:: WHAT IS NEEDED ::
Go through the data below. Pull out every line that has the word "screenshot".

Items from a dataset
[Start]
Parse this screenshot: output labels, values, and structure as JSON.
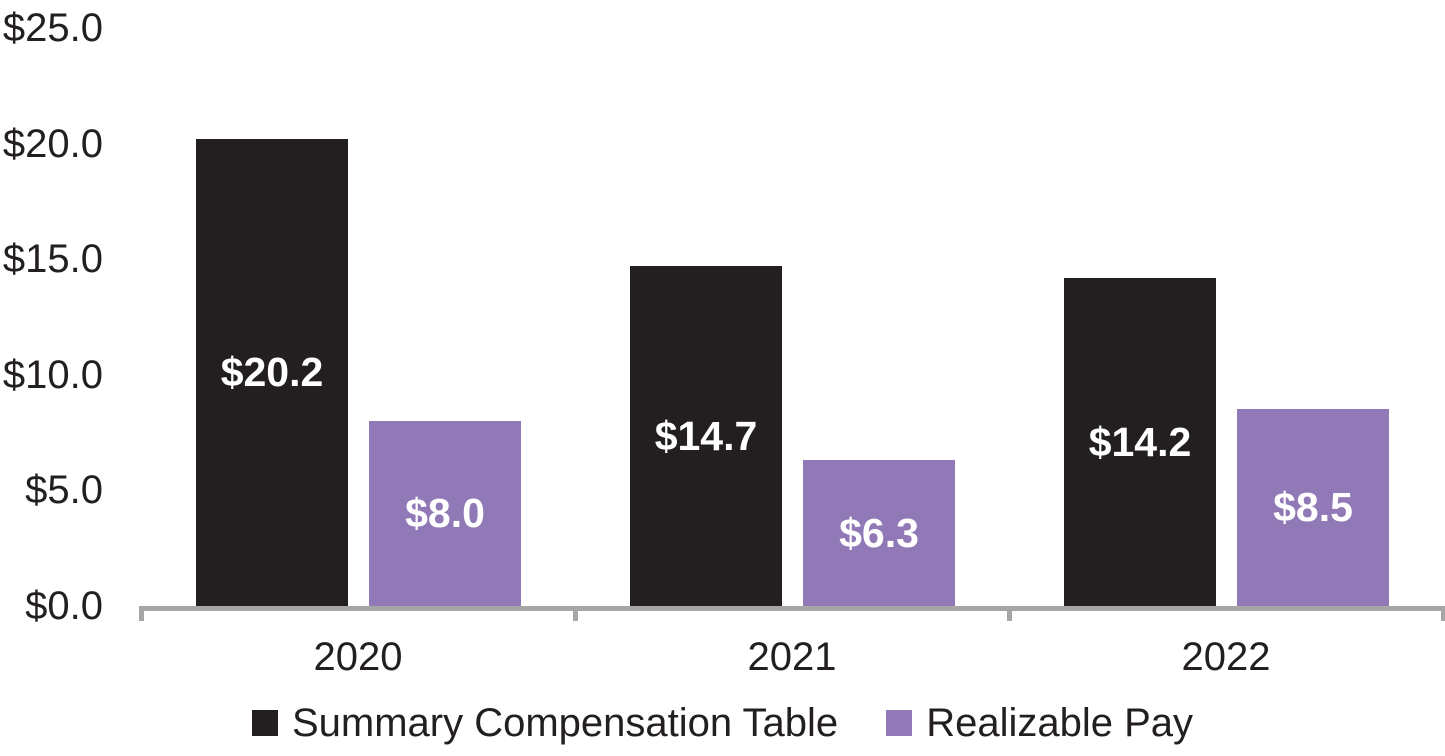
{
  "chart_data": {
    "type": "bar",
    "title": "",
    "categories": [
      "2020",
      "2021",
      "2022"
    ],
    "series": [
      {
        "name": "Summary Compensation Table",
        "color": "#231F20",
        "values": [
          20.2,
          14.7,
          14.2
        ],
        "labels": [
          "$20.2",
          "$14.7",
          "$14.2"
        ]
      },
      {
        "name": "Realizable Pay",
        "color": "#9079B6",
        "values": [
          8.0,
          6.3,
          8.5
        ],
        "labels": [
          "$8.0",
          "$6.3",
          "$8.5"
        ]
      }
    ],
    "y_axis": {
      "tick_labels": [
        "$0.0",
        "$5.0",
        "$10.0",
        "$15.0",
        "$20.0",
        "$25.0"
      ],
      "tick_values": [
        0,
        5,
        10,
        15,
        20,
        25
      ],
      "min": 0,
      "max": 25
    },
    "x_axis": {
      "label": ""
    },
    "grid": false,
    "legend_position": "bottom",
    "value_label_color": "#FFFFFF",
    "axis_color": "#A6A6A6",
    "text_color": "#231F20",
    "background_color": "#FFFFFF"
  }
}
[End]
[Start]
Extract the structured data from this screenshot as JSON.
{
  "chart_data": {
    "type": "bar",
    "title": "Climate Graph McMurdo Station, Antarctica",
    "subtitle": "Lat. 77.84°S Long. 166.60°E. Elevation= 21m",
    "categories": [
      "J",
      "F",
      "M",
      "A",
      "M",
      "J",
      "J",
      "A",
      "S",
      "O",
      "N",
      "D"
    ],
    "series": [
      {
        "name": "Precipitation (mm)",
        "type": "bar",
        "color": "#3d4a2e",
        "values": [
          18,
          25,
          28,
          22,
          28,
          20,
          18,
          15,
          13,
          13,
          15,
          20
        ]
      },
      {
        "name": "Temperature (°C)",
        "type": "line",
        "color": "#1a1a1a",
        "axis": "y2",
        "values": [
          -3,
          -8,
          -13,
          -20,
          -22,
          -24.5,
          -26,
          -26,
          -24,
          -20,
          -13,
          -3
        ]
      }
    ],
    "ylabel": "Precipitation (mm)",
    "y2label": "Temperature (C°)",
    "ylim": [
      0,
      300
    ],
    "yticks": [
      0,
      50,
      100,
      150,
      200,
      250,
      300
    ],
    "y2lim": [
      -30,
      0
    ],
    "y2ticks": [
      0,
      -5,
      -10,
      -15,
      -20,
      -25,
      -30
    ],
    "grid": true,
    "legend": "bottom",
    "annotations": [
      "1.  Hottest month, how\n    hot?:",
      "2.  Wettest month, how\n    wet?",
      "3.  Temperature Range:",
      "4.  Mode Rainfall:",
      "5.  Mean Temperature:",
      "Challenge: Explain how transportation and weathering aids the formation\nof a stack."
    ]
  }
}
[End]
[Start]
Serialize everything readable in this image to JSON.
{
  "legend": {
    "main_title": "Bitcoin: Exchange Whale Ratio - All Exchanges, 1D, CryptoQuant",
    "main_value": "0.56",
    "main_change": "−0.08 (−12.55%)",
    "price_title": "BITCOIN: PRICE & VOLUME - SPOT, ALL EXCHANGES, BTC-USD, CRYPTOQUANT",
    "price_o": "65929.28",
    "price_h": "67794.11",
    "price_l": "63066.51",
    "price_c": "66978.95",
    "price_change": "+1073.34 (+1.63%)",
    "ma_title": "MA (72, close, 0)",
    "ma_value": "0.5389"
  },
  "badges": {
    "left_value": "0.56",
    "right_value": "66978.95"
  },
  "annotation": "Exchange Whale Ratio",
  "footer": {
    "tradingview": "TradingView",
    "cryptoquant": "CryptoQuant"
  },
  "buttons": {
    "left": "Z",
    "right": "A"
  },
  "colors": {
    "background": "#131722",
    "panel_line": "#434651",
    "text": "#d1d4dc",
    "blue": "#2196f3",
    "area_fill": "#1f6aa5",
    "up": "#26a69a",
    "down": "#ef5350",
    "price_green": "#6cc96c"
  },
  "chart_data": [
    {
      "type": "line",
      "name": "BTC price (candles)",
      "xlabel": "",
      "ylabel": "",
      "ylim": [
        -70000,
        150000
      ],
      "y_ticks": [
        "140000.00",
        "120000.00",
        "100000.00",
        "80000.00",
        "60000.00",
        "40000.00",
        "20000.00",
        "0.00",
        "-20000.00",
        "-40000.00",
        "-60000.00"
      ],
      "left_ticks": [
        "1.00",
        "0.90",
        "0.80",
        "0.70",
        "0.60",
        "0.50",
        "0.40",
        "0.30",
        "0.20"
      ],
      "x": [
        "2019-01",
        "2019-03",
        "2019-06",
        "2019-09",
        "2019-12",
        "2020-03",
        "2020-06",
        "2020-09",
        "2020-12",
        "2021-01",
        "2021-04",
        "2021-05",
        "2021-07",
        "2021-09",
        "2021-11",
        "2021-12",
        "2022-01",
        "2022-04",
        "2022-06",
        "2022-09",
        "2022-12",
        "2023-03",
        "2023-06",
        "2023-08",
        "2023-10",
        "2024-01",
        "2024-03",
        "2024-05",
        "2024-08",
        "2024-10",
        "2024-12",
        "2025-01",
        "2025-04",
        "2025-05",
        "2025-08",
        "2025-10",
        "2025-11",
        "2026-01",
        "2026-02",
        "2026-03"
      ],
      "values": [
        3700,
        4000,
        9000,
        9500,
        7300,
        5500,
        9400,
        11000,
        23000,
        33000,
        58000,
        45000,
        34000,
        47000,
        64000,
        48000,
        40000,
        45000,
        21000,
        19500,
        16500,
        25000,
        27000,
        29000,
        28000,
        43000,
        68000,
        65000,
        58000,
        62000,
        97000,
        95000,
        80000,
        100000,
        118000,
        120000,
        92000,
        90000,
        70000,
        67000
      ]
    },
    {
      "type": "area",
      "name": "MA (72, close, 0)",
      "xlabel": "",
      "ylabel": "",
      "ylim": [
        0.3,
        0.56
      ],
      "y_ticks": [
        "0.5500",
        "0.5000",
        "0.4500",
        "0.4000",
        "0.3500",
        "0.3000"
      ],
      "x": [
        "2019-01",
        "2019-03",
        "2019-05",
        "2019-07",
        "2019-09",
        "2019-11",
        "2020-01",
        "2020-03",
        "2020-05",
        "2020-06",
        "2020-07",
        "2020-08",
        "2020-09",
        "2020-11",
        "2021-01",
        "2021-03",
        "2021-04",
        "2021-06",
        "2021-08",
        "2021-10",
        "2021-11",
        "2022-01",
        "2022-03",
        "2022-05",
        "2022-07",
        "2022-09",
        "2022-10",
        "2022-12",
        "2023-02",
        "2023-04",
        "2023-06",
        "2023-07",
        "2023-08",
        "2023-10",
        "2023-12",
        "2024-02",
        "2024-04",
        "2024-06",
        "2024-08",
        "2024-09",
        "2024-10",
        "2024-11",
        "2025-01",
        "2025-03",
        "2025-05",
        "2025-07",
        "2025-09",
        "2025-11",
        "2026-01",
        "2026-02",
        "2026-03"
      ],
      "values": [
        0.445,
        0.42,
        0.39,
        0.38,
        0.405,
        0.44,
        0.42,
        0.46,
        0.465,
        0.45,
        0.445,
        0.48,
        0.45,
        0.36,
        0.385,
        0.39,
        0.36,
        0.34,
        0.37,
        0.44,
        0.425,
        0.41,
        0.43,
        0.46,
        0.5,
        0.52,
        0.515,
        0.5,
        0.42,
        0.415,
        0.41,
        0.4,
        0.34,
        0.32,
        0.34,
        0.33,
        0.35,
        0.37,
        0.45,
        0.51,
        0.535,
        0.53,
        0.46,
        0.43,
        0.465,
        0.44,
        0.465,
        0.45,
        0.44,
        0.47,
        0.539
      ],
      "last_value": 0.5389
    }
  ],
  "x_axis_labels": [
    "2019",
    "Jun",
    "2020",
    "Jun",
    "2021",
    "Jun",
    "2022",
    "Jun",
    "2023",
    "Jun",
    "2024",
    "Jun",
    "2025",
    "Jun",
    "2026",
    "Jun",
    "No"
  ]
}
[End]
:: ANSWER TO THE PROBLEM ::
Parse this screenshot: output labels, values, and structure as JSON.
Extract the structured data from this screenshot as JSON.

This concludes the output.